Aim =>
Copy out the entries in full and with complete accuracy; pictures are excluded.

Data in this exercise =>
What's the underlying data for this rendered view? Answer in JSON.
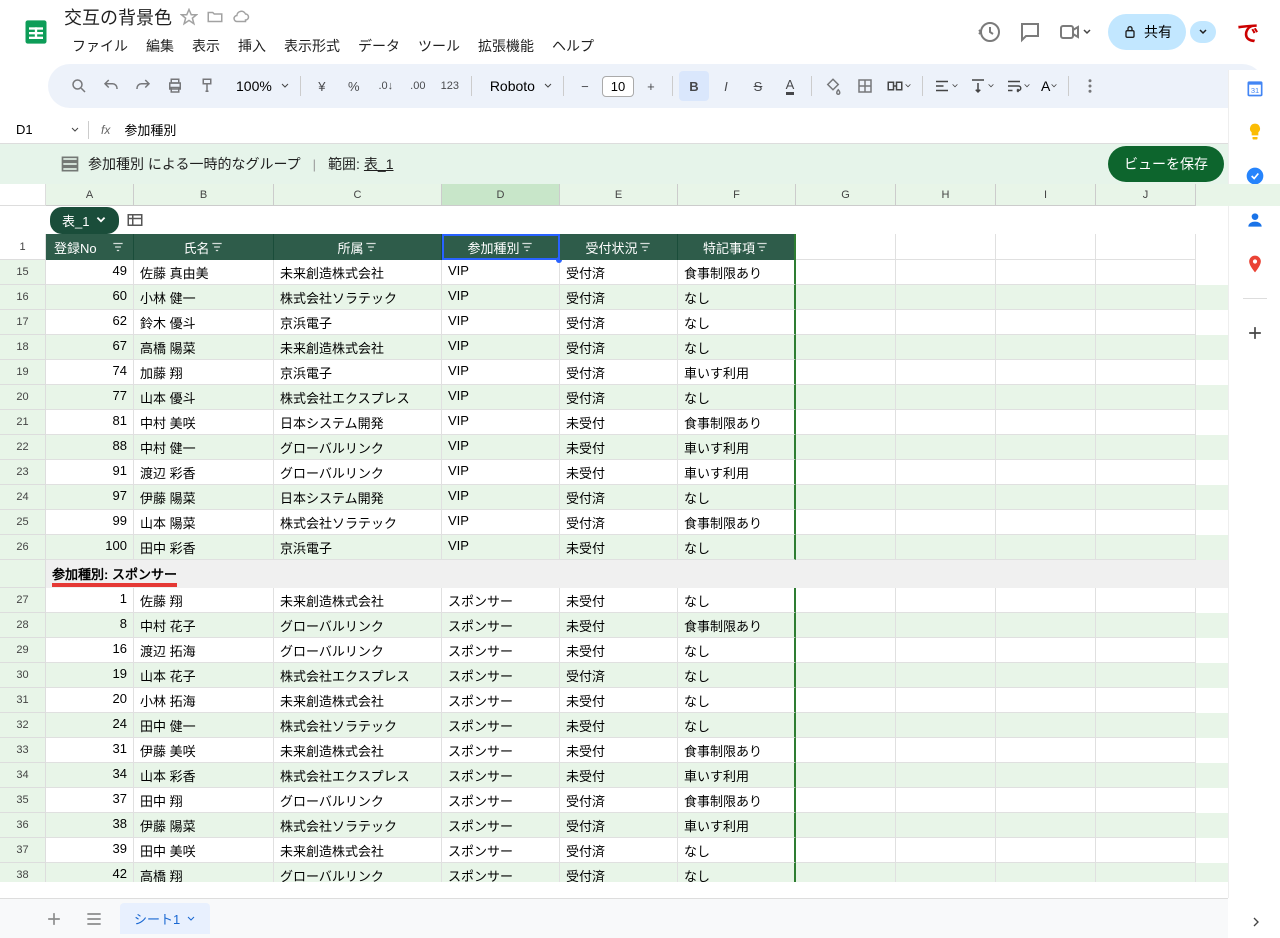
{
  "doc": {
    "title": "交互の背景色"
  },
  "menu": {
    "file": "ファイル",
    "edit": "編集",
    "view": "表示",
    "insert": "挿入",
    "format": "表示形式",
    "data": "データ",
    "tools": "ツール",
    "extensions": "拡張機能",
    "help": "ヘルプ"
  },
  "share": {
    "label": "共有"
  },
  "toolbar": {
    "zoom": "100%",
    "font": "Roboto",
    "size": "10",
    "currency": "¥",
    "percent": "%",
    "dec_dec": ".0",
    "dec_inc": ".00",
    "num123": "123"
  },
  "namebox": {
    "cell": "D1"
  },
  "formula": {
    "value": "参加種別"
  },
  "group_bar": {
    "text": "参加種別 による一時的なグループ",
    "range_label": "範囲:",
    "range": "表_1",
    "save": "ビューを保存"
  },
  "columns": [
    "A",
    "B",
    "C",
    "D",
    "E",
    "F",
    "G",
    "H",
    "I",
    "J"
  ],
  "table_tab": "表_1",
  "headers": {
    "no": "登録No",
    "name": "氏名",
    "org": "所属",
    "type": "参加種別",
    "status": "受付状況",
    "notes": "特記事項"
  },
  "group2": {
    "label": "参加種別: スポンサー"
  },
  "rows1": [
    {
      "rn": "15",
      "no": "49",
      "name": "佐藤 真由美",
      "org": "未来創造株式会社",
      "type": "VIP",
      "status": "受付済",
      "notes": "食事制限あり"
    },
    {
      "rn": "16",
      "no": "60",
      "name": "小林 健一",
      "org": "株式会社ソラテック",
      "type": "VIP",
      "status": "受付済",
      "notes": "なし"
    },
    {
      "rn": "17",
      "no": "62",
      "name": "鈴木 優斗",
      "org": "京浜電子",
      "type": "VIP",
      "status": "受付済",
      "notes": "なし"
    },
    {
      "rn": "18",
      "no": "67",
      "name": "高橋 陽菜",
      "org": "未来創造株式会社",
      "type": "VIP",
      "status": "受付済",
      "notes": "なし"
    },
    {
      "rn": "19",
      "no": "74",
      "name": "加藤 翔",
      "org": "京浜電子",
      "type": "VIP",
      "status": "受付済",
      "notes": "車いす利用"
    },
    {
      "rn": "20",
      "no": "77",
      "name": "山本 優斗",
      "org": "株式会社エクスプレス",
      "type": "VIP",
      "status": "受付済",
      "notes": "なし"
    },
    {
      "rn": "21",
      "no": "81",
      "name": "中村 美咲",
      "org": "日本システム開発",
      "type": "VIP",
      "status": "未受付",
      "notes": "食事制限あり"
    },
    {
      "rn": "22",
      "no": "88",
      "name": "中村 健一",
      "org": "グローバルリンク",
      "type": "VIP",
      "status": "未受付",
      "notes": "車いす利用"
    },
    {
      "rn": "23",
      "no": "91",
      "name": "渡辺 彩香",
      "org": "グローバルリンク",
      "type": "VIP",
      "status": "未受付",
      "notes": "車いす利用"
    },
    {
      "rn": "24",
      "no": "97",
      "name": "伊藤 陽菜",
      "org": "日本システム開発",
      "type": "VIP",
      "status": "受付済",
      "notes": "なし"
    },
    {
      "rn": "25",
      "no": "99",
      "name": "山本 陽菜",
      "org": "株式会社ソラテック",
      "type": "VIP",
      "status": "受付済",
      "notes": "食事制限あり"
    },
    {
      "rn": "26",
      "no": "100",
      "name": "田中 彩香",
      "org": "京浜電子",
      "type": "VIP",
      "status": "未受付",
      "notes": "なし"
    }
  ],
  "rows2": [
    {
      "rn": "27",
      "no": "1",
      "name": "佐藤 翔",
      "org": "未来創造株式会社",
      "type": "スポンサー",
      "status": "未受付",
      "notes": "なし"
    },
    {
      "rn": "28",
      "no": "8",
      "name": "中村 花子",
      "org": "グローバルリンク",
      "type": "スポンサー",
      "status": "未受付",
      "notes": "食事制限あり"
    },
    {
      "rn": "29",
      "no": "16",
      "name": "渡辺 拓海",
      "org": "グローバルリンク",
      "type": "スポンサー",
      "status": "未受付",
      "notes": "なし"
    },
    {
      "rn": "30",
      "no": "19",
      "name": "山本 花子",
      "org": "株式会社エクスプレス",
      "type": "スポンサー",
      "status": "受付済",
      "notes": "なし"
    },
    {
      "rn": "31",
      "no": "20",
      "name": "小林 拓海",
      "org": "未来創造株式会社",
      "type": "スポンサー",
      "status": "未受付",
      "notes": "なし"
    },
    {
      "rn": "32",
      "no": "24",
      "name": "田中 健一",
      "org": "株式会社ソラテック",
      "type": "スポンサー",
      "status": "未受付",
      "notes": "なし"
    },
    {
      "rn": "33",
      "no": "31",
      "name": "伊藤 美咲",
      "org": "未来創造株式会社",
      "type": "スポンサー",
      "status": "未受付",
      "notes": "食事制限あり"
    },
    {
      "rn": "34",
      "no": "34",
      "name": "山本 彩香",
      "org": "株式会社エクスプレス",
      "type": "スポンサー",
      "status": "未受付",
      "notes": "車いす利用"
    },
    {
      "rn": "35",
      "no": "37",
      "name": "田中 翔",
      "org": "グローバルリンク",
      "type": "スポンサー",
      "status": "受付済",
      "notes": "食事制限あり"
    },
    {
      "rn": "36",
      "no": "38",
      "name": "伊藤 陽菜",
      "org": "株式会社ソラテック",
      "type": "スポンサー",
      "status": "受付済",
      "notes": "車いす利用"
    },
    {
      "rn": "37",
      "no": "39",
      "name": "田中 美咲",
      "org": "未来創造株式会社",
      "type": "スポンサー",
      "status": "受付済",
      "notes": "なし"
    },
    {
      "rn": "38",
      "no": "42",
      "name": "高橋 翔",
      "org": "グローバルリンク",
      "type": "スポンサー",
      "status": "受付済",
      "notes": "なし"
    }
  ],
  "bottom": {
    "sheet": "シート1"
  },
  "col_widths": {
    "no": 88,
    "name": 140,
    "org": 168,
    "type": 118,
    "status": 118,
    "notes": 118,
    "extra": 100
  }
}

Complete response =>
What's the underlying data for this rendered view? Answer in JSON.
{
  "doc": {
    "title": "交互の背景色"
  },
  "menu": {
    "file": "ファイル",
    "edit": "編集",
    "view": "表示",
    "insert": "挿入",
    "format": "表示形式",
    "data": "データ",
    "tools": "ツール",
    "extensions": "拡張機能",
    "help": "ヘルプ"
  },
  "share": {
    "label": "共有"
  },
  "toolbar": {
    "zoom": "100%",
    "font": "Roboto",
    "size": "10",
    "currency": "¥",
    "percent": "%",
    "dec_dec": ".0",
    "dec_inc": ".00",
    "num123": "123"
  },
  "namebox": {
    "cell": "D1"
  },
  "formula": {
    "value": "参加種別"
  },
  "group_bar": {
    "text": "参加種別 による一時的なグループ",
    "range_label": "範囲:",
    "range": "表_1",
    "save": "ビューを保存"
  },
  "columns": [
    "A",
    "B",
    "C",
    "D",
    "E",
    "F",
    "G",
    "H",
    "I",
    "J"
  ],
  "table_tab": "表_1",
  "headers": {
    "no": "登録No",
    "name": "氏名",
    "org": "所属",
    "type": "参加種別",
    "status": "受付状況",
    "notes": "特記事項"
  },
  "group2": {
    "label": "参加種別: スポンサー"
  },
  "rows1": [
    {
      "rn": "15",
      "no": "49",
      "name": "佐藤 真由美",
      "org": "未来創造株式会社",
      "type": "VIP",
      "status": "受付済",
      "notes": "食事制限あり"
    },
    {
      "rn": "16",
      "no": "60",
      "name": "小林 健一",
      "org": "株式会社ソラテック",
      "type": "VIP",
      "status": "受付済",
      "notes": "なし"
    },
    {
      "rn": "17",
      "no": "62",
      "name": "鈴木 優斗",
      "org": "京浜電子",
      "type": "VIP",
      "status": "受付済",
      "notes": "なし"
    },
    {
      "rn": "18",
      "no": "67",
      "name": "高橋 陽菜",
      "org": "未来創造株式会社",
      "type": "VIP",
      "status": "受付済",
      "notes": "なし"
    },
    {
      "rn": "19",
      "no": "74",
      "name": "加藤 翔",
      "org": "京浜電子",
      "type": "VIP",
      "status": "受付済",
      "notes": "車いす利用"
    },
    {
      "rn": "20",
      "no": "77",
      "name": "山本 優斗",
      "org": "株式会社エクスプレス",
      "type": "VIP",
      "status": "受付済",
      "notes": "なし"
    },
    {
      "rn": "21",
      "no": "81",
      "name": "中村 美咲",
      "org": "日本システム開発",
      "type": "VIP",
      "status": "未受付",
      "notes": "食事制限あり"
    },
    {
      "rn": "22",
      "no": "88",
      "name": "中村 健一",
      "org": "グローバルリンク",
      "type": "VIP",
      "status": "未受付",
      "notes": "車いす利用"
    },
    {
      "rn": "23",
      "no": "91",
      "name": "渡辺 彩香",
      "org": "グローバルリンク",
      "type": "VIP",
      "status": "未受付",
      "notes": "車いす利用"
    },
    {
      "rn": "24",
      "no": "97",
      "name": "伊藤 陽菜",
      "org": "日本システム開発",
      "type": "VIP",
      "status": "受付済",
      "notes": "なし"
    },
    {
      "rn": "25",
      "no": "99",
      "name": "山本 陽菜",
      "org": "株式会社ソラテック",
      "type": "VIP",
      "status": "受付済",
      "notes": "食事制限あり"
    },
    {
      "rn": "26",
      "no": "100",
      "name": "田中 彩香",
      "org": "京浜電子",
      "type": "VIP",
      "status": "未受付",
      "notes": "なし"
    }
  ],
  "rows2": [
    {
      "rn": "27",
      "no": "1",
      "name": "佐藤 翔",
      "org": "未来創造株式会社",
      "type": "スポンサー",
      "status": "未受付",
      "notes": "なし"
    },
    {
      "rn": "28",
      "no": "8",
      "name": "中村 花子",
      "org": "グローバルリンク",
      "type": "スポンサー",
      "status": "未受付",
      "notes": "食事制限あり"
    },
    {
      "rn": "29",
      "no": "16",
      "name": "渡辺 拓海",
      "org": "グローバルリンク",
      "type": "スポンサー",
      "status": "未受付",
      "notes": "なし"
    },
    {
      "rn": "30",
      "no": "19",
      "name": "山本 花子",
      "org": "株式会社エクスプレス",
      "type": "スポンサー",
      "status": "受付済",
      "notes": "なし"
    },
    {
      "rn": "31",
      "no": "20",
      "name": "小林 拓海",
      "org": "未来創造株式会社",
      "type": "スポンサー",
      "status": "未受付",
      "notes": "なし"
    },
    {
      "rn": "32",
      "no": "24",
      "name": "田中 健一",
      "org": "株式会社ソラテック",
      "type": "スポンサー",
      "status": "未受付",
      "notes": "なし"
    },
    {
      "rn": "33",
      "no": "31",
      "name": "伊藤 美咲",
      "org": "未来創造株式会社",
      "type": "スポンサー",
      "status": "未受付",
      "notes": "食事制限あり"
    },
    {
      "rn": "34",
      "no": "34",
      "name": "山本 彩香",
      "org": "株式会社エクスプレス",
      "type": "スポンサー",
      "status": "未受付",
      "notes": "車いす利用"
    },
    {
      "rn": "35",
      "no": "37",
      "name": "田中 翔",
      "org": "グローバルリンク",
      "type": "スポンサー",
      "status": "受付済",
      "notes": "食事制限あり"
    },
    {
      "rn": "36",
      "no": "38",
      "name": "伊藤 陽菜",
      "org": "株式会社ソラテック",
      "type": "スポンサー",
      "status": "受付済",
      "notes": "車いす利用"
    },
    {
      "rn": "37",
      "no": "39",
      "name": "田中 美咲",
      "org": "未来創造株式会社",
      "type": "スポンサー",
      "status": "受付済",
      "notes": "なし"
    },
    {
      "rn": "38",
      "no": "42",
      "name": "高橋 翔",
      "org": "グローバルリンク",
      "type": "スポンサー",
      "status": "受付済",
      "notes": "なし"
    }
  ],
  "bottom": {
    "sheet": "シート1"
  },
  "col_widths": {
    "no": 88,
    "name": 140,
    "org": 168,
    "type": 118,
    "status": 118,
    "notes": 118,
    "extra": 100
  }
}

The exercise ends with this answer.